(Extracted records)
* Start *
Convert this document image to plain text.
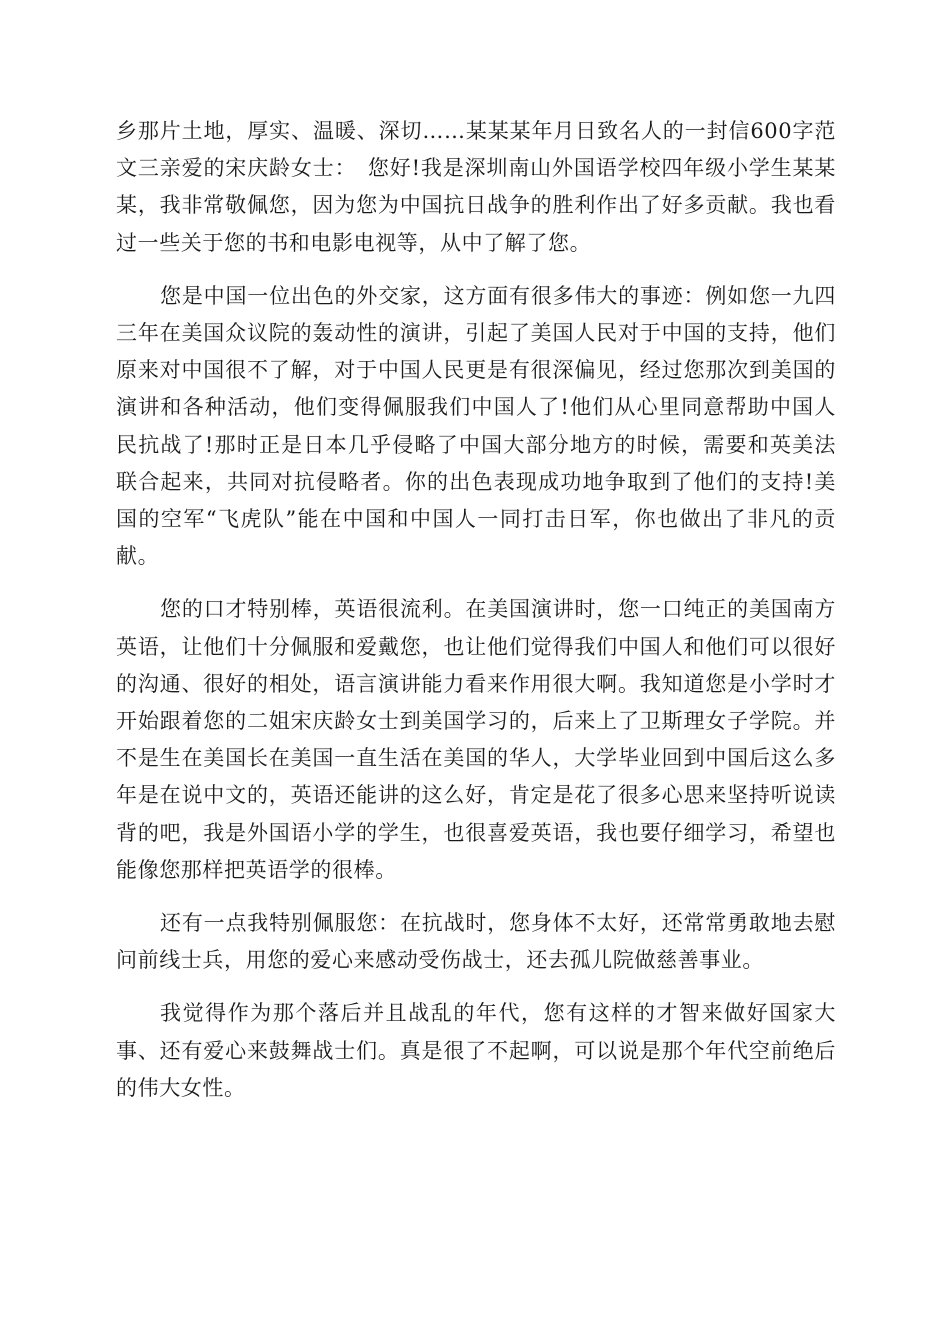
乡那片土地，厚实、温暖、深切……某某某年月日致名人的一封信600字范文三亲爱的宋庆龄女士：　您好!我是深圳南山外国语学校四年级小学生某某某，我非常敬佩您，因为您为中国抗日战争的胜利作出了好多贡献。我也看过一些关于您的书和电影电视等，从中了解了您。

您是中国一位出色的外交家，这方面有很多伟大的事迹：例如您一九四三年在美国众议院的轰动性的演讲，引起了美国人民对于中国的支持，他们原来对中国很不了解，对于中国人民更是有很深偏见，经过您那次到美国的演讲和各种活动，他们变得佩服我们中国人了!他们从心里同意帮助中国人民抗战了!那时正是日本几乎侵略了中国大部分地方的时候，需要和英美法联合起来，共同对抗侵略者。你的出色表现成功地争取到了他们的支持!美国的空军“飞虎队”能在中国和中国人一同打击日军，你也做出了非凡的贡献。

您的口才特别棒，英语很流利。在美国演讲时，您一口纯正的美国南方英语，让他们十分佩服和爱戴您，也让他们觉得我们中国人和他们可以很好的沟通、很好的相处，语言演讲能力看来作用很大啊。我知道您是小学时才开始跟着您的二姐宋庆龄女士到美国学习的，后来上了卫斯理女子学院。并不是生在美国长在美国一直生活在美国的华人，大学毕业回到中国后这么多年是在说中文的，英语还能讲的这么好，肯定是花了很多心思来坚持听说读背的吧，我是外国语小学的学生，也很喜爱英语，我也要仔细学习，希望也能像您那样把英语学的很棒。

还有一点我特别佩服您：在抗战时，您身体不太好，还常常勇敢地去慰问前线士兵，用您的爱心来感动受伤战士，还去孤儿院做慈善事业。

我觉得作为那个落后并且战乱的年代，您有这样的才智来做好国家大事、还有爱心来鼓舞战士们。真是很了不起啊，可以说是那个年代空前绝后的伟大女性。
* End *
# YOUR TASK:
Print each entry shown above with exact wording and no pictures.

# WORKED ANSWER:
Convert this document image to plain text.
乡那片土地，厚实、温暖、深切……某某某年月日致名人的一封信600字范文三亲爱的宋庆龄女士：　您好!我是深圳南山外国语学校四年级小学生某某某，我非常敬佩您，因为您为中国抗日战争的胜利作出了好多贡献。我也看过一些关于您的书和电影电视等，从中了解了您。

您是中国一位出色的外交家，这方面有很多伟大的事迹：例如您一九四三年在美国众议院的轰动性的演讲，引起了美国人民对于中国的支持，他们原来对中国很不了解，对于中国人民更是有很深偏见，经过您那次到美国的演讲和各种活动，他们变得佩服我们中国人了!他们从心里同意帮助中国人民抗战了!那时正是日本几乎侵略了中国大部分地方的时候，需要和英美法联合起来，共同对抗侵略者。你的出色表现成功地争取到了他们的支持!美国的空军“飞虎队”能在中国和中国人一同打击日军，你也做出了非凡的贡献。

您的口才特别棒，英语很流利。在美国演讲时，您一口纯正的美国南方英语，让他们十分佩服和爱戴您，也让他们觉得我们中国人和他们可以很好的沟通、很好的相处，语言演讲能力看来作用很大啊。我知道您是小学时才开始跟着您的二姐宋庆龄女士到美国学习的，后来上了卫斯理女子学院。并不是生在美国长在美国一直生活在美国的华人，大学毕业回到中国后这么多年是在说中文的，英语还能讲的这么好，肯定是花了很多心思来坚持听说读背的吧，我是外国语小学的学生，也很喜爱英语，我也要仔细学习，希望也能像您那样把英语学的很棒。

还有一点我特别佩服您：在抗战时，您身体不太好，还常常勇敢地去慰问前线士兵，用您的爱心来感动受伤战士，还去孤儿院做慈善事业。

我觉得作为那个落后并且战乱的年代，您有这样的才智来做好国家大事、还有爱心来鼓舞战士们。真是很了不起啊，可以说是那个年代空前绝后的伟大女性。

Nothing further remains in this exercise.